**Direction:**
Repeat every line below exactly as it reads.

Begin Extracted records

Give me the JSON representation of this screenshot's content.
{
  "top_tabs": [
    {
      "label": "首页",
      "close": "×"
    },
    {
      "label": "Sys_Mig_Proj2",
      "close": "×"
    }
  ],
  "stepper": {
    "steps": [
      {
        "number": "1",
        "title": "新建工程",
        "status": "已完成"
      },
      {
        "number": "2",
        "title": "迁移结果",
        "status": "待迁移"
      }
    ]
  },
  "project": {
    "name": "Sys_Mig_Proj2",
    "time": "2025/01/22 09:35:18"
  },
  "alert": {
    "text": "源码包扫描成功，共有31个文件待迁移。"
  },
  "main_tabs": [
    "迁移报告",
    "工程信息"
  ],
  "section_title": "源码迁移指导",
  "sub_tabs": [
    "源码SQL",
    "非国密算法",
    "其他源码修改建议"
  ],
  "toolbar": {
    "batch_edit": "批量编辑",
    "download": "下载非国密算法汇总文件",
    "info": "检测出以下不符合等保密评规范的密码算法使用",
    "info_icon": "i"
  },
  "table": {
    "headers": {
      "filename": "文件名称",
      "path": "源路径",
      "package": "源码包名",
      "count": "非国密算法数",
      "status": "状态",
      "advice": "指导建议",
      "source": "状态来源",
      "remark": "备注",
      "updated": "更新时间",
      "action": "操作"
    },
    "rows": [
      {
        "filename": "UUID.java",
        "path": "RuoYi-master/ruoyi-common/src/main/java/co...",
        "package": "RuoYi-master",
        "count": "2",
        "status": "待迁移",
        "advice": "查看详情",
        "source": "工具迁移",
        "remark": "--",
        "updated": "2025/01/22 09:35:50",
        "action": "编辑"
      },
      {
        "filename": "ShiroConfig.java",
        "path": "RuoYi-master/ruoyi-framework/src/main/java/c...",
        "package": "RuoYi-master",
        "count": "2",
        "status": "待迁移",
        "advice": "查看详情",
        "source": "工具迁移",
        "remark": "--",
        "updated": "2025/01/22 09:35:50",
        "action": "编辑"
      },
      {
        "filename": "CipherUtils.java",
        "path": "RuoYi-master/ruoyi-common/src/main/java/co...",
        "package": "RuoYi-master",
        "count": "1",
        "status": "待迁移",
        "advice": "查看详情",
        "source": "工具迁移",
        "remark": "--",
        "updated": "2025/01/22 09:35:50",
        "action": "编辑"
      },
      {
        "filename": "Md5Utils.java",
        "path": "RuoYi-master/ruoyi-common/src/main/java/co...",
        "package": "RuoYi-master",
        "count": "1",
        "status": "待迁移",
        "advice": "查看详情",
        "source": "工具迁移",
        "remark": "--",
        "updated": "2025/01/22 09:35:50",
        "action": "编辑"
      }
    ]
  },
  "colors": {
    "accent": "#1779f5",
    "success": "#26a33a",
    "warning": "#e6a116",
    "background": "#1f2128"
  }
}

End Extracted records

**Complete response:**
Give me the JSON representation of this screenshot's content.
{
  "top_tabs": [
    {
      "label": "首页",
      "close": "×"
    },
    {
      "label": "Sys_Mig_Proj2",
      "close": "×"
    }
  ],
  "stepper": {
    "steps": [
      {
        "number": "1",
        "title": "新建工程",
        "status": "已完成"
      },
      {
        "number": "2",
        "title": "迁移结果",
        "status": "待迁移"
      }
    ]
  },
  "project": {
    "name": "Sys_Mig_Proj2",
    "time": "2025/01/22 09:35:18"
  },
  "alert": {
    "text": "源码包扫描成功，共有31个文件待迁移。"
  },
  "main_tabs": [
    "迁移报告",
    "工程信息"
  ],
  "section_title": "源码迁移指导",
  "sub_tabs": [
    "源码SQL",
    "非国密算法",
    "其他源码修改建议"
  ],
  "toolbar": {
    "batch_edit": "批量编辑",
    "download": "下载非国密算法汇总文件",
    "info": "检测出以下不符合等保密评规范的密码算法使用",
    "info_icon": "i"
  },
  "table": {
    "headers": {
      "filename": "文件名称",
      "path": "源路径",
      "package": "源码包名",
      "count": "非国密算法数",
      "status": "状态",
      "advice": "指导建议",
      "source": "状态来源",
      "remark": "备注",
      "updated": "更新时间",
      "action": "操作"
    },
    "rows": [
      {
        "filename": "UUID.java",
        "path": "RuoYi-master/ruoyi-common/src/main/java/co...",
        "package": "RuoYi-master",
        "count": "2",
        "status": "待迁移",
        "advice": "查看详情",
        "source": "工具迁移",
        "remark": "--",
        "updated": "2025/01/22 09:35:50",
        "action": "编辑"
      },
      {
        "filename": "ShiroConfig.java",
        "path": "RuoYi-master/ruoyi-framework/src/main/java/c...",
        "package": "RuoYi-master",
        "count": "2",
        "status": "待迁移",
        "advice": "查看详情",
        "source": "工具迁移",
        "remark": "--",
        "updated": "2025/01/22 09:35:50",
        "action": "编辑"
      },
      {
        "filename": "CipherUtils.java",
        "path": "RuoYi-master/ruoyi-common/src/main/java/co...",
        "package": "RuoYi-master",
        "count": "1",
        "status": "待迁移",
        "advice": "查看详情",
        "source": "工具迁移",
        "remark": "--",
        "updated": "2025/01/22 09:35:50",
        "action": "编辑"
      },
      {
        "filename": "Md5Utils.java",
        "path": "RuoYi-master/ruoyi-common/src/main/java/co...",
        "package": "RuoYi-master",
        "count": "1",
        "status": "待迁移",
        "advice": "查看详情",
        "source": "工具迁移",
        "remark": "--",
        "updated": "2025/01/22 09:35:50",
        "action": "编辑"
      }
    ]
  },
  "colors": {
    "accent": "#1779f5",
    "success": "#26a33a",
    "warning": "#e6a116",
    "background": "#1f2128"
  }
}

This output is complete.